WHAT YOU SHOULD DO:
Return the lines below that carry the word "content".

INPUT FOR THIS TASK:
================
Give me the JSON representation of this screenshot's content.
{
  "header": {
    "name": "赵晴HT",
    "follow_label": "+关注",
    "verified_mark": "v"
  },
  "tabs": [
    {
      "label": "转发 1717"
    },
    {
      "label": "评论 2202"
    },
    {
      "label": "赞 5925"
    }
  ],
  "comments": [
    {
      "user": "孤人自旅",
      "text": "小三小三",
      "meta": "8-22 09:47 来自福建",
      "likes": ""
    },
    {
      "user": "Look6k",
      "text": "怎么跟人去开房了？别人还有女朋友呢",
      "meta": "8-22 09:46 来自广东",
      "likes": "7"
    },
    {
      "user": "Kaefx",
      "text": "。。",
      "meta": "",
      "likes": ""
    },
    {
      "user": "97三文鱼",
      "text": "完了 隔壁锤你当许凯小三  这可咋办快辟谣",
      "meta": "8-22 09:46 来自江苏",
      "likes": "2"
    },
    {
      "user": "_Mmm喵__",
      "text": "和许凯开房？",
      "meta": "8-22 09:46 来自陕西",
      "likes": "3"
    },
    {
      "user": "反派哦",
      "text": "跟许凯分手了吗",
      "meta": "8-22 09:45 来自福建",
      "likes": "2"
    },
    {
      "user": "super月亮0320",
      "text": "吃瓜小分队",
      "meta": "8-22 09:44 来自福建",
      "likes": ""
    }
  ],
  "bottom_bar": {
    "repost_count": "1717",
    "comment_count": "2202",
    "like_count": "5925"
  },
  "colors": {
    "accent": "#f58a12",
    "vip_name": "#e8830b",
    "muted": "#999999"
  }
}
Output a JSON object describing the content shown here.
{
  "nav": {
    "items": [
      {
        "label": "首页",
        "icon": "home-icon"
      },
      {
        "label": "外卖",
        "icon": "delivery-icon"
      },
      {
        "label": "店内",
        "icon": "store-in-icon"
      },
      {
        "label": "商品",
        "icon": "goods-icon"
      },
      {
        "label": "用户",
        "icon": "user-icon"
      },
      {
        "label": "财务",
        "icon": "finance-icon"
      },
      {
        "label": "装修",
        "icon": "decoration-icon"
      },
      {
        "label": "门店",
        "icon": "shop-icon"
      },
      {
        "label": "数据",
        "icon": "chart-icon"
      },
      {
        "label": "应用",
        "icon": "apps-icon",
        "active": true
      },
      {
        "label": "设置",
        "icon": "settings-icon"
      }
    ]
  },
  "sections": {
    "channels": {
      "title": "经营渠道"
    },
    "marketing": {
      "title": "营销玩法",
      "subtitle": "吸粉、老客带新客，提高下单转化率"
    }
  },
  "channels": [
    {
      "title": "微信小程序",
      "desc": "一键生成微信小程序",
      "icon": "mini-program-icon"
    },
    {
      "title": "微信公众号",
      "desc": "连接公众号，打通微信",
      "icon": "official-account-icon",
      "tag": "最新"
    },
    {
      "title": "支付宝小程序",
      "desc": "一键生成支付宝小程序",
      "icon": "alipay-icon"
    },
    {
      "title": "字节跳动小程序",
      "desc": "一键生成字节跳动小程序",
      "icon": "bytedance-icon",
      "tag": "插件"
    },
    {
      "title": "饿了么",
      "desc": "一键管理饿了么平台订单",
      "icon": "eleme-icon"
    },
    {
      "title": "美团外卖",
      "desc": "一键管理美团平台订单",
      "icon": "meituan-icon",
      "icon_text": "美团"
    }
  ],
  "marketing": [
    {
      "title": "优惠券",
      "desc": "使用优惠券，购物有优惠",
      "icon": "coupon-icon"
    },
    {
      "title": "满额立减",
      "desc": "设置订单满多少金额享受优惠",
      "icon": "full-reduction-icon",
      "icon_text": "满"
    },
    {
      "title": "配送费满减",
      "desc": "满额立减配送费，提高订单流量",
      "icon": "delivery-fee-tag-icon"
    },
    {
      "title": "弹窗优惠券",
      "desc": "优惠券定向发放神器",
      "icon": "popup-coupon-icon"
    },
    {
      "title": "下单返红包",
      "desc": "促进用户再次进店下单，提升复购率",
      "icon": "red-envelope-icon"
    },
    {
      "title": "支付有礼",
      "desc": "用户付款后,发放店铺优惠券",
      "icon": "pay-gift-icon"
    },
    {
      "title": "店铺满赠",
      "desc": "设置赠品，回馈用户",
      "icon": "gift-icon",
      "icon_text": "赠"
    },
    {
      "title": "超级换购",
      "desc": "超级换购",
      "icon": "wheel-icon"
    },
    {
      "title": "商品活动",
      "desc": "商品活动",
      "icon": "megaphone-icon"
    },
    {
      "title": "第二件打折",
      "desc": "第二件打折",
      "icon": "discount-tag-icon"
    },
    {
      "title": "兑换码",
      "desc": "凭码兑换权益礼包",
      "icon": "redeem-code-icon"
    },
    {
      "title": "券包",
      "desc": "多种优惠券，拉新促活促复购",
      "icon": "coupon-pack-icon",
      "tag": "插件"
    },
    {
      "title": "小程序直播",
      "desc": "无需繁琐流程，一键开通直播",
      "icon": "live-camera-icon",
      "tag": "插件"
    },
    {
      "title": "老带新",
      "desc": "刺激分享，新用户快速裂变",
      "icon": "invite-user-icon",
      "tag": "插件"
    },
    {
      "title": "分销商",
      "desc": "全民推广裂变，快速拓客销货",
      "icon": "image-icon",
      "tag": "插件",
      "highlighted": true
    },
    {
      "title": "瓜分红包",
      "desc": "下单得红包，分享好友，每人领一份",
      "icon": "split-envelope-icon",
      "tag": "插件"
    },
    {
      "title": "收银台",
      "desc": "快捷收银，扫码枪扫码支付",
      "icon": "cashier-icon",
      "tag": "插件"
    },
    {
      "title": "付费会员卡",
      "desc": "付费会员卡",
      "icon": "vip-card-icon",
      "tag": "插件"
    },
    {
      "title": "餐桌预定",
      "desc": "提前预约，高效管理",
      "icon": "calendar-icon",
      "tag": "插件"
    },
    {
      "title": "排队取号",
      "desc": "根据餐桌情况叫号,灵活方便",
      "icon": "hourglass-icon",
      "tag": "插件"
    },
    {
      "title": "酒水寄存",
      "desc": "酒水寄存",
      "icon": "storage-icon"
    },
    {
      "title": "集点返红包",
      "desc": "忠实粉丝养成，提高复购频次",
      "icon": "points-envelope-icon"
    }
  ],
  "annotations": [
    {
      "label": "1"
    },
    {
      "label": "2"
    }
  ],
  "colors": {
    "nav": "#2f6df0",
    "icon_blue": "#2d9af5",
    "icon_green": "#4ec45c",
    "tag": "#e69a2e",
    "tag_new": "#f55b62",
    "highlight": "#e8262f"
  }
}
================
RESULT BELOW:
Give me the JSON representation of this screenshot's content.
Output a JSON object describing the content shown here.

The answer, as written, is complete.